##### MATERIAL PROVIDED #####

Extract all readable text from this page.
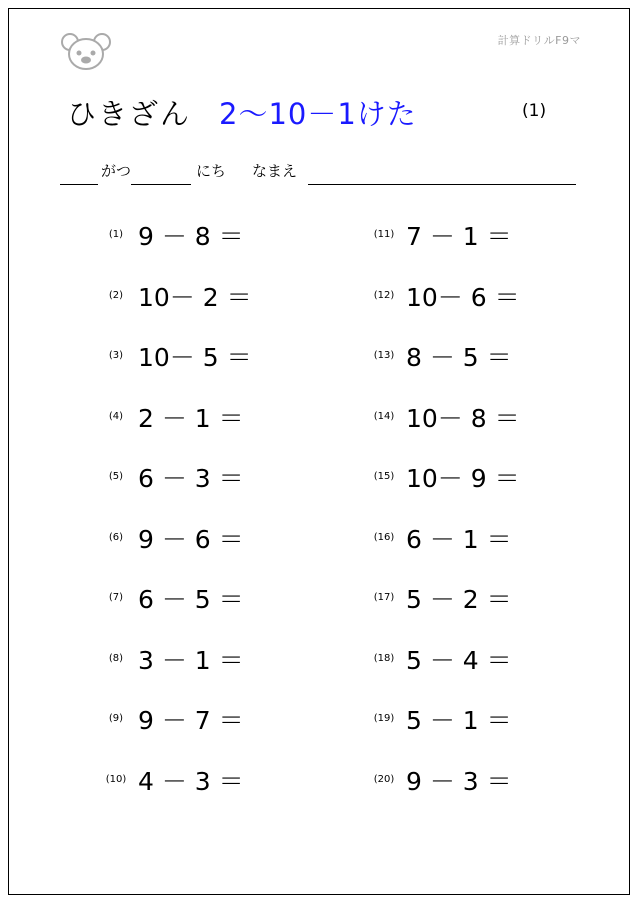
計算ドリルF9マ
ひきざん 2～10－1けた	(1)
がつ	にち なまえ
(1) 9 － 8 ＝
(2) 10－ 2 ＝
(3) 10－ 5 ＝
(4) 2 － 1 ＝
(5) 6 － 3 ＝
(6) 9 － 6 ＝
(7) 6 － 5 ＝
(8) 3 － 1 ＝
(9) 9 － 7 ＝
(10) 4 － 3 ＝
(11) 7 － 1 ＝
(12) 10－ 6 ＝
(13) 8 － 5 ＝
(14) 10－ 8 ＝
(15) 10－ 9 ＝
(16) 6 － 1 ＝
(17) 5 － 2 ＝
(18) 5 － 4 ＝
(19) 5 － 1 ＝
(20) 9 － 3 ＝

#####
##### MATERIAL PROVIDED #####

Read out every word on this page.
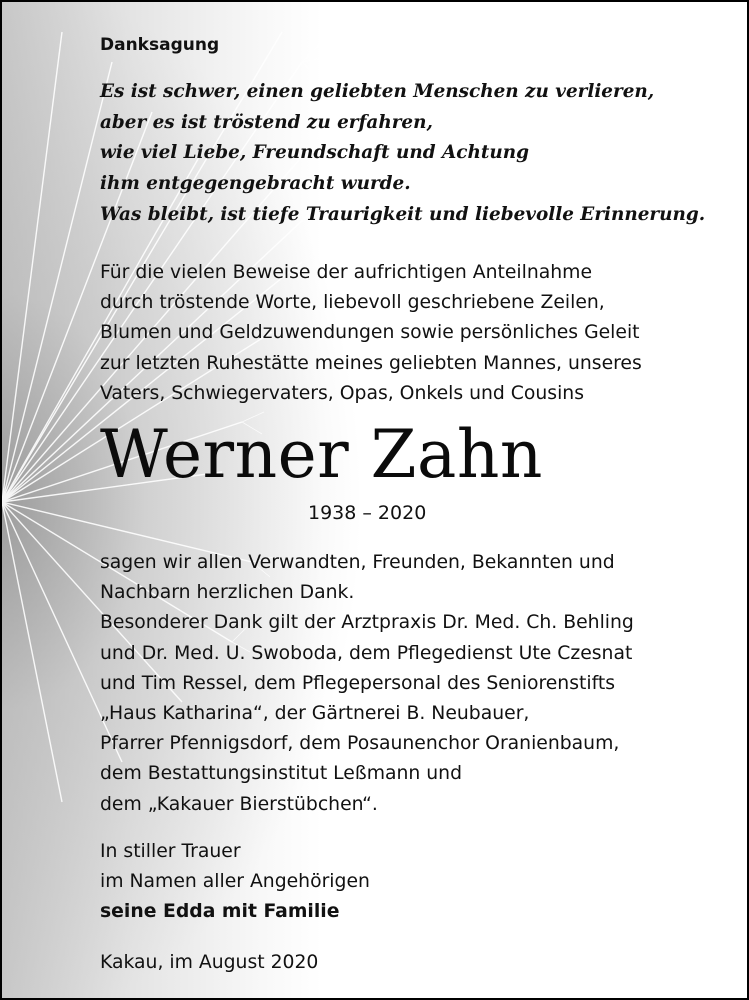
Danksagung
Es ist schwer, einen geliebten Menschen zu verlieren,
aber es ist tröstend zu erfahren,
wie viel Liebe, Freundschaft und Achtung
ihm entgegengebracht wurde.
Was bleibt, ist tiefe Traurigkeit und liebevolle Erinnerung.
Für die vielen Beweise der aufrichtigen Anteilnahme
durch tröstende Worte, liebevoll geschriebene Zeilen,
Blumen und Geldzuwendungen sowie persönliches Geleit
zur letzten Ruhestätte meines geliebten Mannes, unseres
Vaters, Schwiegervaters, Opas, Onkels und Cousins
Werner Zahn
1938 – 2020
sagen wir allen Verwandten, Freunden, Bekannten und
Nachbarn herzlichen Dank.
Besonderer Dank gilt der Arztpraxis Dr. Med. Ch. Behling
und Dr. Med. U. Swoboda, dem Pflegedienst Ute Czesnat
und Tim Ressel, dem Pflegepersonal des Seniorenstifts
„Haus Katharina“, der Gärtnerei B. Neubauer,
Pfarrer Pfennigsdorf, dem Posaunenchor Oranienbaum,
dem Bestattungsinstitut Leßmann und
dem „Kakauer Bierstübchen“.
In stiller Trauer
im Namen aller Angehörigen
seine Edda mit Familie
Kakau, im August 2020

#####
##### MATERIAL PROVIDED #####

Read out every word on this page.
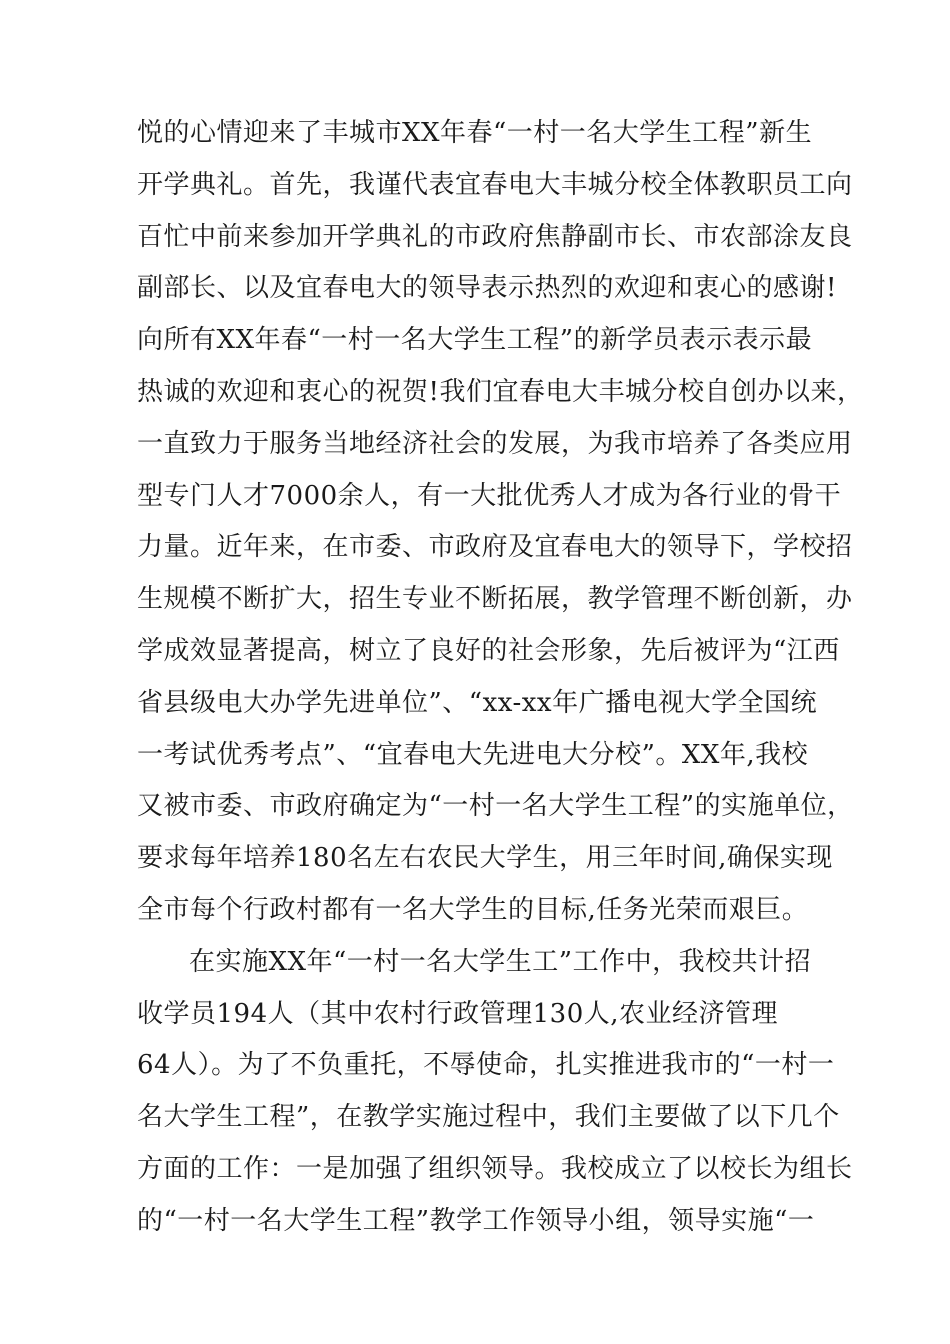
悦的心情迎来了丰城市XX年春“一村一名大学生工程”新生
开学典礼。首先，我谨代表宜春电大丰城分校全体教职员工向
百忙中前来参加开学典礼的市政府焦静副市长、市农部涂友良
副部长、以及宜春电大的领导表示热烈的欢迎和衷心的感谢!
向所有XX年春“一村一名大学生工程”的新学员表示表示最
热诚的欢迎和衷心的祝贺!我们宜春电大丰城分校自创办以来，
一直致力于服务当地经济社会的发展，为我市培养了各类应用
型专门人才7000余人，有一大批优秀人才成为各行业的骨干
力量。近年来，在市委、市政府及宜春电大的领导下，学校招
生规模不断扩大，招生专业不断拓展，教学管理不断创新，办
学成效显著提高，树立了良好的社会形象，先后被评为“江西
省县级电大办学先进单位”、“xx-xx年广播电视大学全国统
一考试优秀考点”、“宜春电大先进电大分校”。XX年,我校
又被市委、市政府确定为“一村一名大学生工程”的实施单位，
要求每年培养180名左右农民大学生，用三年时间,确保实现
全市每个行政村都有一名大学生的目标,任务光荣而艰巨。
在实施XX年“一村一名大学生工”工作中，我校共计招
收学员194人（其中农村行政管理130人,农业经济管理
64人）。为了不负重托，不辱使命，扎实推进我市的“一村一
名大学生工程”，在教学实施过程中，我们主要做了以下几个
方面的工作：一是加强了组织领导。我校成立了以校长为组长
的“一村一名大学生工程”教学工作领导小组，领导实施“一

#####

◆ **YOUR INSTRUCTIONS**
Select all lines in the listing that include the word "一村一名大学生工程".

◆ **RESPONSE TO THE EXERCISE**
悦的心情迎来了丰城市XX年春“一村一名大学生工程”新生
向所有XX年春“一村一名大学生工程”的新学员表示表示最
又被市委、市政府确定为“一村一名大学生工程”的实施单位，
的“一村一名大学生工程”教学工作领导小组，领导实施“一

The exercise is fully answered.